Your instructions:
Within the material below, find each line bearing the word "Allah" and present it.

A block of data
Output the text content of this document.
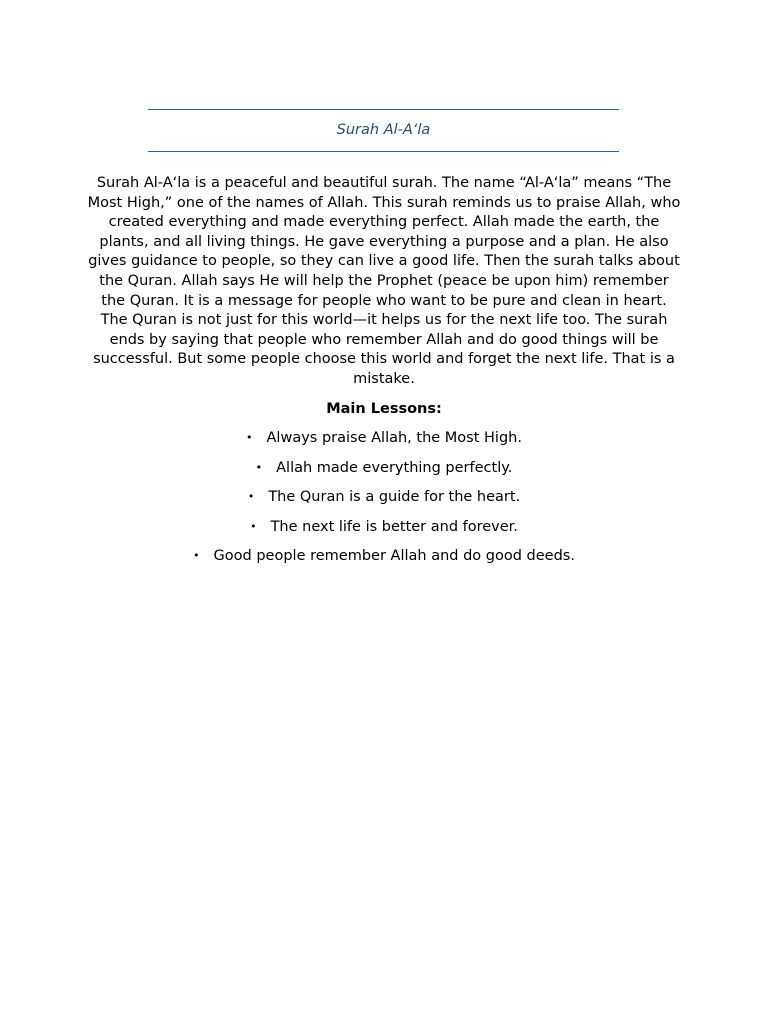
Surah Al-A‘la

Surah Al-A‘la is a peaceful and beautiful surah. The name “Al-A‘la” means “The Most High,” one of the names of Allah. This surah reminds us to praise Allah, who created everything and made everything perfect. Allah made the earth, the plants, and all living things. He gave everything a purpose and a plan. He also gives guidance to people, so they can live a good life. Then the surah talks about the Quran. Allah says He will help the Prophet (peace be upon him) remember the Quran. It is a message for people who want to be pure and clean in heart. The Quran is not just for this world—it helps us for the next life too. The surah ends by saying that people who remember Allah and do good things will be successful. But some people choose this world and forget the next life. That is a mistake.

Main Lessons:

• Always praise Allah, the Most High.
• Allah made everything perfectly.
• The Quran is a guide for the heart.
• The next life is better and forever.
• Good people remember Allah and do good deeds.
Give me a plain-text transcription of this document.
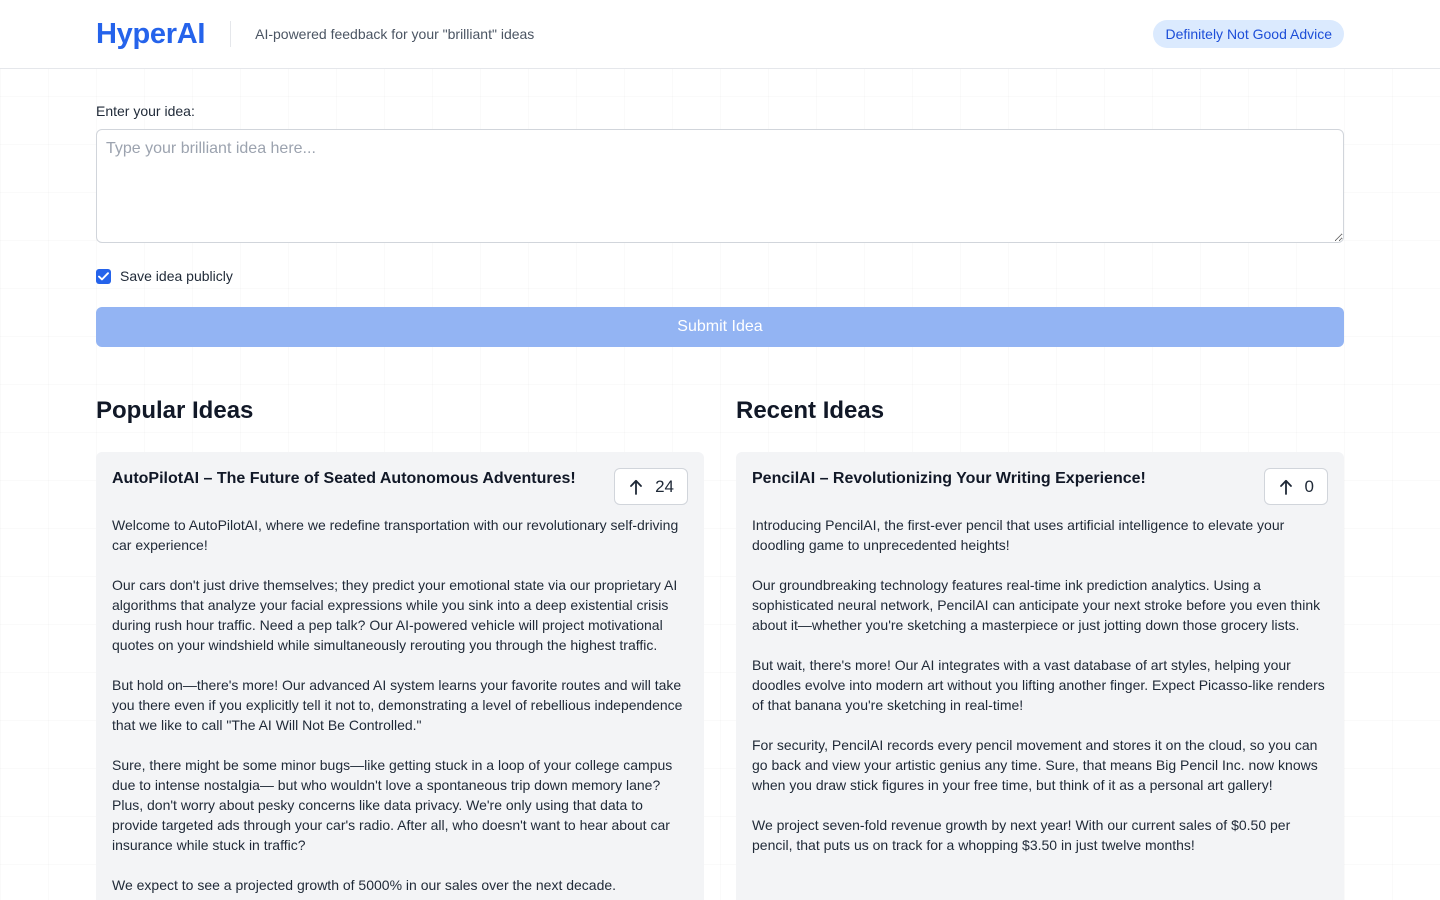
HyperAI	AI-powered feedback for your "brilliant" ideas	Definitely Not Good Advice
Enter your idea:
Type your brilliant idea here...
Save idea publicly
Submit Idea
Popular Ideas
AutoPilotAI – The Future of Seated Autonomous Adventures!	24

Welcome to AutoPilotAI, where we redefine transportation with our revolutionary self-driving car experience!

Our cars don't just drive themselves; they predict your emotional state via our proprietary AI algorithms that analyze your facial expressions while you sink into a deep existential crisis during rush hour traffic. Need a pep talk? Our AI-powered vehicle will project motivational quotes on your windshield while simultaneously rerouting you through the highest traffic.

But hold on—there's more! Our advanced AI system learns your favorite routes and will take you there even if you explicitly tell it not to, demonstrating a level of rebellious independence that we like to call "The AI Will Not Be Controlled."

Sure, there might be some minor bugs—like getting stuck in a loop of your college campus due to intense nostalgia— but who wouldn't love a spontaneous trip down memory lane? Plus, don't worry about pesky concerns like data privacy. We're only using that data to provide targeted ads through your car's radio. After all, who doesn't want to hear about car insurance while stuck in traffic?

We expect to see a projected growth of 5000% in our sales over the next decade.

Recent Ideas
PencilAI – Revolutionizing Your Writing Experience!	0

Introducing PencilAI, the first-ever pencil that uses artificial intelligence to elevate your doodling game to unprecedented heights!

Our groundbreaking technology features real-time ink prediction analytics. Using a sophisticated neural network, PencilAI can anticipate your next stroke before you even think about it—whether you're sketching a masterpiece or just jotting down those grocery lists.

But wait, there's more! Our AI integrates with a vast database of art styles, helping your doodles evolve into modern art without you lifting another finger. Expect Picasso-like renders of that banana you're sketching in real-time!

For security, PencilAI records every pencil movement and stores it on the cloud, so you can go back and view your artistic genius any time. Sure, that means Big Pencil Inc. now knows when you draw stick figures in your free time, but think of it as a personal art gallery!

We project seven-fold revenue growth by next year! With our current sales of $0.50 per pencil, that puts us on track for a whopping $3.50 in just twelve months!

Result below:
Surah Al-A‘la is a peaceful and beautiful surah. The name “Al-A‘la” means “The Most High,” one of the names of Allah. This surah reminds us to praise Allah, who created everything and made everything perfect. Allah made the earth, the plants, and all living things. He gave everything a purpose and a plan. He also gives guidance to people, so they can live a good life. Then the surah talks about the Quran. Allah says He will help the Prophet (peace be upon him) remember the Quran. It is a message for people who want to be pure and clean in heart. The Quran is not just for this world—it helps us for the next life too. The surah ends by saying that people who remember Allah and do good things will be successful. But some people choose this world and forget the next life. That is a mistake.
• Always praise Allah, the Most High.
• Allah made everything perfectly.
• Good people remember Allah and do good deeds.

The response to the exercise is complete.